What is expected: Look below. Copy each line that has "réduction" in it.

Extracted data entries:

#####

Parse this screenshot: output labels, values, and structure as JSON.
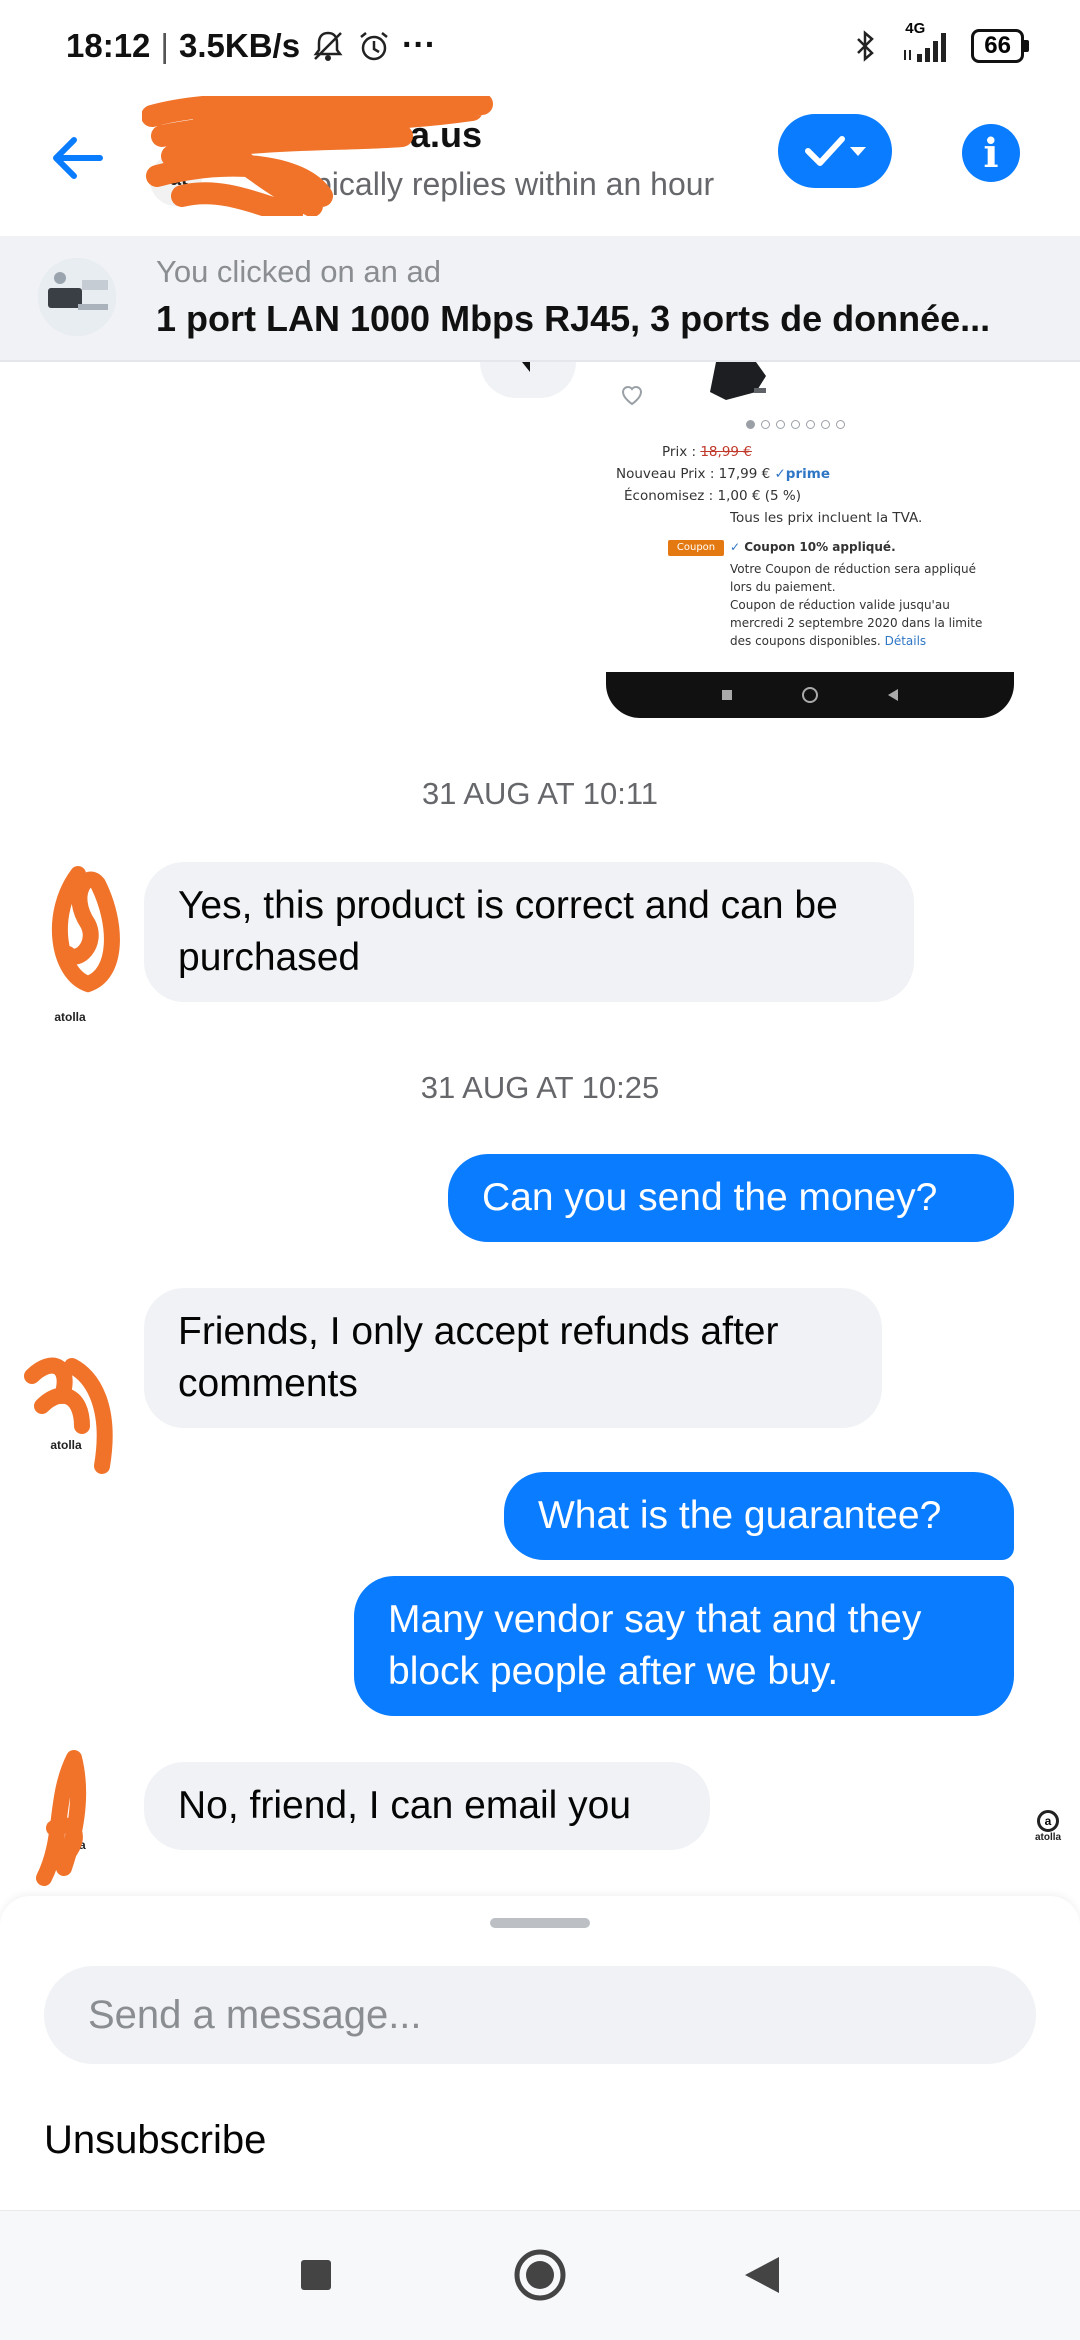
{
  "status_bar": {
    "time": "18:12",
    "speed": "3.5KB/s",
    "overflow_dots": "···",
    "network": "4G",
    "battery": "66",
    "icons": [
      "bell-off-icon",
      "alarm-icon",
      "bluetooth-icon",
      "signal-icon",
      "battery-icon"
    ]
  },
  "header": {
    "contact_name": "a.us",
    "contact_subtitle": "ypically replies within an hour",
    "avatar_text": "at",
    "icons": [
      "back-arrow-icon",
      "checkmark-icon",
      "chevron-down-icon",
      "info-icon"
    ],
    "accent_color": "#0a7cff"
  },
  "ad": {
    "caption": "You clicked on an ad",
    "title": "1 port LAN  1000 Mbps RJ45, 3 ports de donnée..."
  },
  "shared_image": {
    "price_label": "Prix :",
    "old_price": "18,99 €",
    "new_price_label": "Nouveau Prix :",
    "new_price": "17,99 €",
    "prime": "✓prime",
    "savings_label": "Économisez :",
    "savings": "1,00 € (5 %)",
    "tax_note": "Tous les prix incluent la TVA.",
    "coupon_tag": "Coupon",
    "coupon_applied": "Coupon 10% appliqué.",
    "coupon_note_1": "Votre Coupon de réduction sera appliqué",
    "coupon_note_2": "lors du paiement.",
    "coupon_note_3": "Coupon de réduction valide jusqu'au",
    "coupon_note_4": "mercredi 2 septembre 2020 dans la limite",
    "coupon_note_5": "des coupons disponibles.",
    "details_link": "Détails"
  },
  "chat": {
    "timestamp_1": "31 AUG AT 10:11",
    "timestamp_2": "31 AUG AT 10:25",
    "messages": [
      {
        "from": "them",
        "text": "Yes, this product is correct and can be purchased"
      },
      {
        "from": "me",
        "text": "Can you send the money?"
      },
      {
        "from": "them",
        "text": "Friends, I only accept refunds after comments"
      },
      {
        "from": "me",
        "text": "What is the guarantee?"
      },
      {
        "from": "me",
        "text": "Many vendor say that and they block people after we buy."
      },
      {
        "from": "them",
        "text": "No, friend, I can email you"
      }
    ],
    "avatar_label": "atolla",
    "seen_label": "atolla"
  },
  "composer": {
    "placeholder": "Send a message...",
    "unsubscribe": "Unsubscribe"
  },
  "nav": {
    "icons": [
      "recents-square-icon",
      "home-circle-icon",
      "back-triangle-icon"
    ]
  }
}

#####

Written solution:
    "coupon_note_1": "Votre Coupon de réduction sera appliqué",
    "coupon_note_3": "Coupon de réduction valide jusqu'au",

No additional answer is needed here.